(Stored items from a collection)
==*==
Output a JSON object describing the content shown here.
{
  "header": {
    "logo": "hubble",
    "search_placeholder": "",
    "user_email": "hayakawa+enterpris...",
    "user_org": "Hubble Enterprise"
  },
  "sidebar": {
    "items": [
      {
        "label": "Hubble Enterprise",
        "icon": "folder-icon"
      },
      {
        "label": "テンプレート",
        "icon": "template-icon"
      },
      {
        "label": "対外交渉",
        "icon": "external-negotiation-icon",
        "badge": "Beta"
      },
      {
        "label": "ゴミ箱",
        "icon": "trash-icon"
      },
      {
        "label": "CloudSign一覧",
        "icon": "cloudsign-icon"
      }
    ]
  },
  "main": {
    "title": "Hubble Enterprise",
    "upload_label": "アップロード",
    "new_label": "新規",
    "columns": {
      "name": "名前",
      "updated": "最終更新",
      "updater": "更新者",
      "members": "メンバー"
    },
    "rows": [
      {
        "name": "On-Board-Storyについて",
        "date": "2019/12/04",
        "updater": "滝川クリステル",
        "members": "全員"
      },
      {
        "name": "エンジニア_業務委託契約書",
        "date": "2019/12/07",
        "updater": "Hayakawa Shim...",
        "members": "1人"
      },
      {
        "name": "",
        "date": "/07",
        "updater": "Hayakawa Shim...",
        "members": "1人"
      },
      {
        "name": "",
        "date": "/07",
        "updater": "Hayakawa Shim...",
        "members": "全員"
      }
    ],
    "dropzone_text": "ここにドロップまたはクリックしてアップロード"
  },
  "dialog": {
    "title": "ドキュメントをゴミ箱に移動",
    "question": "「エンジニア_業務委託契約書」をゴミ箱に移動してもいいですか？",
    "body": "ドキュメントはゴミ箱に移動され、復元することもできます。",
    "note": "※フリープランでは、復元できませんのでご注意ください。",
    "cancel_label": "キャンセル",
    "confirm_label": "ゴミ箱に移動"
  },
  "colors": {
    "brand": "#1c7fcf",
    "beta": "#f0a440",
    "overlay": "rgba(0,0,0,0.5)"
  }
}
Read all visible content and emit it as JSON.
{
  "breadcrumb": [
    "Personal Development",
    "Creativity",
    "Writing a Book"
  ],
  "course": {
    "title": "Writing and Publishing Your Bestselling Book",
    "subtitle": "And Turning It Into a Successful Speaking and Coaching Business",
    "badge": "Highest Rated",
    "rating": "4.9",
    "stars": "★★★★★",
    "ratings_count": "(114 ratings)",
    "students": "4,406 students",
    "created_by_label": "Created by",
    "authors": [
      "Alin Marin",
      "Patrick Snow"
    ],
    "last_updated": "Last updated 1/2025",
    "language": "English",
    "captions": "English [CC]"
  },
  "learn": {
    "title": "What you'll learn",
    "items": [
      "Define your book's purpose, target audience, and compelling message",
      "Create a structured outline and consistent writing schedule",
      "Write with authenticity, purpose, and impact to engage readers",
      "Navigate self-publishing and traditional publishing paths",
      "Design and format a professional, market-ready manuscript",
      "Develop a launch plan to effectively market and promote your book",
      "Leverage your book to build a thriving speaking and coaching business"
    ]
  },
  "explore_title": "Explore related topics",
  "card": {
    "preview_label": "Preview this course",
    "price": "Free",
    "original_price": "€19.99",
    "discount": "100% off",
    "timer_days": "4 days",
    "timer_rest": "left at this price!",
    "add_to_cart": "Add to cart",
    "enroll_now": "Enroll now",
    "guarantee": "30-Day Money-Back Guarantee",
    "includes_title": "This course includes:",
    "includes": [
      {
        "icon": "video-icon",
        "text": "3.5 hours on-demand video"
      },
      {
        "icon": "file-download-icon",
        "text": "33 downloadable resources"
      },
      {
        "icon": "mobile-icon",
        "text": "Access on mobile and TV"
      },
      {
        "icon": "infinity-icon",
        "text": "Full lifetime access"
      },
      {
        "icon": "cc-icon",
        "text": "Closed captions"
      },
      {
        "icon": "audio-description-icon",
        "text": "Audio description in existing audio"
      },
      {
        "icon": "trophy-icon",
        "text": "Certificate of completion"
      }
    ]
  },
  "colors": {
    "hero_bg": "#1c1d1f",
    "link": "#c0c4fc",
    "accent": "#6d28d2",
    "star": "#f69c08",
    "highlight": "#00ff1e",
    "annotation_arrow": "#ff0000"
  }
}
==*==
- What you have to do
Retype every record above exactly as written.

- Solution for this problem
Output a JSON object describing the content shown here.
{
  "header": {
    "logo": "hubble",
    "search_placeholder": "",
    "user_email": "hayakawa+enterpris...",
    "user_org": "Hubble Enterprise"
  },
  "sidebar": {
    "items": [
      {
        "label": "Hubble Enterprise",
        "icon": "folder-icon"
      },
      {
        "label": "テンプレート",
        "icon": "template-icon"
      },
      {
        "label": "対外交渉",
        "icon": "external-negotiation-icon",
        "badge": "Beta"
      },
      {
        "label": "ゴミ箱",
        "icon": "trash-icon"
      },
      {
        "label": "CloudSign一覧",
        "icon": "cloudsign-icon"
      }
    ]
  },
  "main": {
    "title": "Hubble Enterprise",
    "upload_label": "アップロード",
    "new_label": "新規",
    "columns": {
      "name": "名前",
      "updated": "最終更新",
      "updater": "更新者",
      "members": "メンバー"
    },
    "rows": [
      {
        "name": "On-Board-Storyについて",
        "date": "2019/12/04",
        "updater": "滝川クリステル",
        "members": "全員"
      },
      {
        "name": "エンジニア_業務委託契約書",
        "date": "2019/12/07",
        "updater": "Hayakawa Shim...",
        "members": "1人"
      },
      {
        "name": "",
        "date": "/07",
        "updater": "Hayakawa Shim...",
        "members": "1人"
      },
      {
        "name": "",
        "date": "/07",
        "updater": "Hayakawa Shim...",
        "members": "全員"
      }
    ],
    "dropzone_text": "ここにドロップまたはクリックしてアップロード"
  },
  "dialog": {
    "title": "ドキュメントをゴミ箱に移動",
    "question": "「エンジニア_業務委託契約書」をゴミ箱に移動してもいいですか？",
    "body": "ドキュメントはゴミ箱に移動され、復元することもできます。",
    "note": "※フリープランでは、復元できませんのでご注意ください。",
    "cancel_label": "キャンセル",
    "confirm_label": "ゴミ箱に移動"
  },
  "colors": {
    "brand": "#1c7fcf",
    "beta": "#f0a440",
    "overlay": "rgba(0,0,0,0.5)"
  }
}
Read all visible content and emit it as JSON.
{
  "breadcrumb": [
    "Personal Development",
    "Creativity",
    "Writing a Book"
  ],
  "course": {
    "title": "Writing and Publishing Your Bestselling Book",
    "subtitle": "And Turning It Into a Successful Speaking and Coaching Business",
    "badge": "Highest Rated",
    "rating": "4.9",
    "stars": "★★★★★",
    "ratings_count": "(114 ratings)",
    "students": "4,406 students",
    "created_by_label": "Created by",
    "authors": [
      "Alin Marin",
      "Patrick Snow"
    ],
    "last_updated": "Last updated 1/2025",
    "language": "English",
    "captions": "English [CC]"
  },
  "learn": {
    "title": "What you'll learn",
    "items": [
      "Define your book's purpose, target audience, and compelling message",
      "Create a structured outline and consistent writing schedule",
      "Write with authenticity, purpose, and impact to engage readers",
      "Navigate self-publishing and traditional publishing paths",
      "Design and format a professional, market-ready manuscript",
      "Develop a launch plan to effectively market and promote your book",
      "Leverage your book to build a thriving speaking and coaching business"
    ]
  },
  "explore_title": "Explore related topics",
  "card": {
    "preview_label": "Preview this course",
    "price": "Free",
    "original_price": "€19.99",
    "discount": "100% off",
    "timer_days": "4 days",
    "timer_rest": "left at this price!",
    "add_to_cart": "Add to cart",
    "enroll_now": "Enroll now",
    "guarantee": "30-Day Money-Back Guarantee",
    "includes_title": "This course includes:",
    "includes": [
      {
        "icon": "video-icon",
        "text": "3.5 hours on-demand video"
      },
      {
        "icon": "file-download-icon",
        "text": "33 downloadable resources"
      },
      {
        "icon": "mobile-icon",
        "text": "Access on mobile and TV"
      },
      {
        "icon": "infinity-icon",
        "text": "Full lifetime access"
      },
      {
        "icon": "cc-icon",
        "text": "Closed captions"
      },
      {
        "icon": "audio-description-icon",
        "text": "Audio description in existing audio"
      },
      {
        "icon": "trophy-icon",
        "text": "Certificate of completion"
      }
    ]
  },
  "colors": {
    "hero_bg": "#1c1d1f",
    "link": "#c0c4fc",
    "accent": "#6d28d2",
    "star": "#f69c08",
    "highlight": "#00ff1e",
    "annotation_arrow": "#ff0000"
  }
}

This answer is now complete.